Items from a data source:

-- begin --

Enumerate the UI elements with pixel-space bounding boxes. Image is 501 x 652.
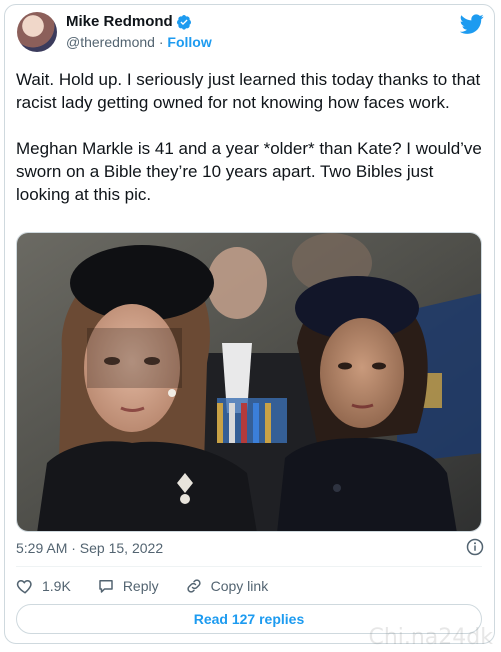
tweet-photo[interactable] xyxy=(16,232,482,532)
avatar[interactable] xyxy=(17,12,57,52)
timestamp[interactable]: 5:29 AM · Sep 15, 2022 xyxy=(16,540,163,556)
verified-badge-icon xyxy=(176,14,191,30)
action-bar: 1.9K Reply Copy link xyxy=(16,577,294,595)
reply-button[interactable]: Reply xyxy=(97,577,159,595)
watermark: Chi.na24dk xyxy=(368,625,493,650)
author-name[interactable]: Mike Redmond xyxy=(66,13,173,30)
twitter-bird-icon[interactable] xyxy=(460,12,484,36)
divider xyxy=(16,566,482,567)
author-name-row: Mike Redmond xyxy=(66,13,192,30)
copy-link-label: Copy link xyxy=(210,578,269,594)
copy-link-button[interactable]: Copy link xyxy=(185,577,269,595)
author-handle[interactable]: @theredmond xyxy=(66,34,155,50)
speech-bubble-icon xyxy=(99,580,113,593)
photo-illustration xyxy=(17,233,481,531)
tweet-text: Wait. Hold up. I seriously just learned … xyxy=(16,70,482,204)
heart-icon xyxy=(16,579,32,594)
like-button[interactable]: 1.9K xyxy=(16,577,71,595)
info-icon[interactable] xyxy=(466,538,484,556)
like-count: 1.9K xyxy=(42,578,71,594)
link-icon xyxy=(186,579,201,593)
follow-button[interactable]: Follow xyxy=(167,34,211,50)
author-handle-row: @theredmond · Follow xyxy=(66,34,212,50)
reply-label: Reply xyxy=(122,578,159,594)
handle-separator: · xyxy=(154,34,168,50)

-- end --

Please rewrite all the items above, replacing every "Copy link" with "Share link" and keeping everything else the same. Leave the pictures out of your answer.

**Response:**
Enumerate the UI elements with pixel-space bounding boxes. Image is 501 x 652.
tweet-photo[interactable] xyxy=(16,232,482,532)
avatar[interactable] xyxy=(17,12,57,52)
timestamp[interactable]: 5:29 AM · Sep 15, 2022 xyxy=(16,540,163,556)
verified-badge-icon xyxy=(176,14,191,30)
action-bar: 1.9K Reply Share link xyxy=(16,577,294,595)
reply-button[interactable]: Reply xyxy=(97,577,159,595)
watermark: Chi.na24dk xyxy=(368,625,493,650)
author-name[interactable]: Mike Redmond xyxy=(66,13,173,30)
twitter-bird-icon[interactable] xyxy=(460,12,484,36)
divider xyxy=(16,566,482,567)
author-name-row: Mike Redmond xyxy=(66,13,192,30)
copy-link-label: Share link xyxy=(210,578,269,594)
copy-link-button[interactable]: Share link xyxy=(185,577,269,595)
author-handle[interactable]: @theredmond xyxy=(66,34,155,50)
speech-bubble-icon xyxy=(99,580,113,593)
photo-illustration xyxy=(17,233,481,531)
tweet-text: Wait. Hold up. I seriously just learned … xyxy=(16,70,482,204)
heart-icon xyxy=(16,579,32,594)
like-button[interactable]: 1.9K xyxy=(16,577,71,595)
info-icon[interactable] xyxy=(466,538,484,556)
like-count: 1.9K xyxy=(42,578,71,594)
link-icon xyxy=(186,579,201,593)
follow-button[interactable]: Follow xyxy=(167,34,211,50)
author-handle-row: @theredmond · Follow xyxy=(66,34,212,50)
reply-label: Reply xyxy=(122,578,159,594)
handle-separator: · xyxy=(154,34,168,50)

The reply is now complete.